**TEXT EXCERPT:**
▽

Semantic-Centric Alignment for Zero-shot Panoptic and Semantic Segmentation
摘要
评审与讨论
This paper addresses the task of zero-shot semantic segmentation, where models trained on base class (seen class) are studied to adapt to novel classes (unseen classes) during testing. These models can easily over-fit to base class and under-perform on novel classes. To mitigate such issue, this paper proposes vision-to-clip alignment, a distillation approach that enables segmentation model like MaskFormer to mimic CLIP representations. To validate effectiveness of their design, they carry out experiments on semantic and panoptic segmentation.
优点
[1] Experiments are sufficient. This paper has presented with two recent published papers in zero-shot semantic segmentation, and carry out most needed ablation studies on their designs. Empirically, this paper has validated the effectiveness of distillation approach.

△

**WHAT IS BEING ASKED:**
Please reproduce the zero-shot segmentation review word for word, starting at "Semantic-Centric Alignment for" and ending at "and panoptic segmentation.".

**COLLECTED DATA:**
▽

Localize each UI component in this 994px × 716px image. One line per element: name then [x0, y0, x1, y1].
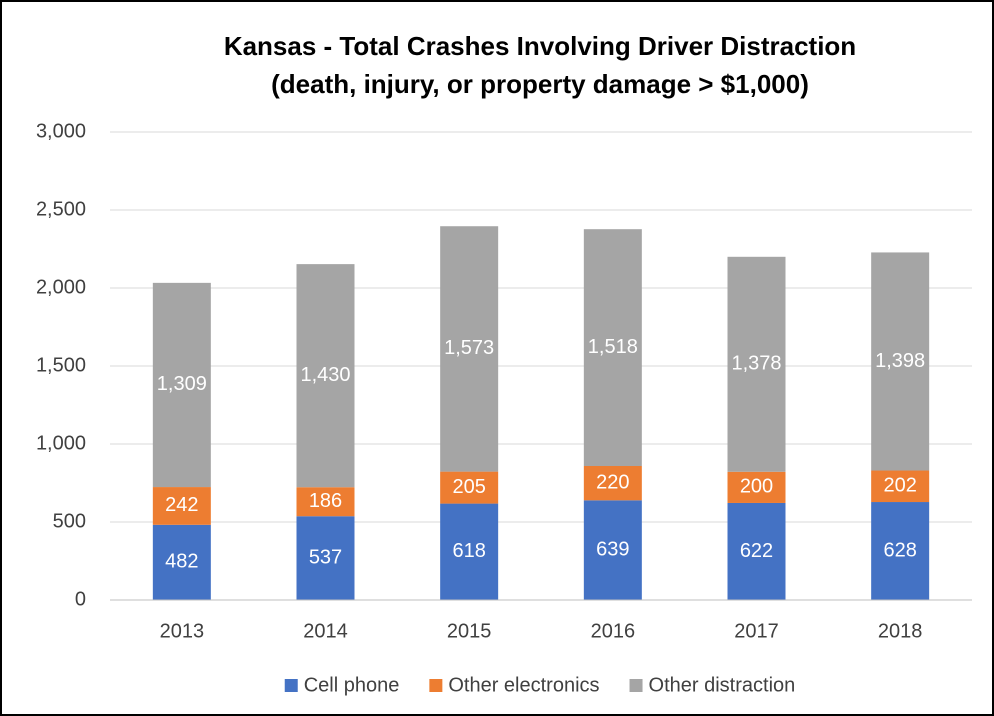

△

**WRITTEN RESPONSE:**
Semantic-Centric Alignment for Zero-shot Panoptic and Semantic Segmentation
摘要
评审与讨论
This paper addresses the task of zero-shot semantic segmentation, where models trained on base class (seen class) are studied to adapt to novel classes (unseen classes) during testing. These models can easily over-fit to base class and under-perform on novel classes. To mitigate such issue, this paper proposes vision-to-clip alignment, a distillation approach that enables segmentation model like MaskFormer to mimic CLIP representations. To validate effectiveness of their design, they carry out experiments on semantic and panoptic segmentation.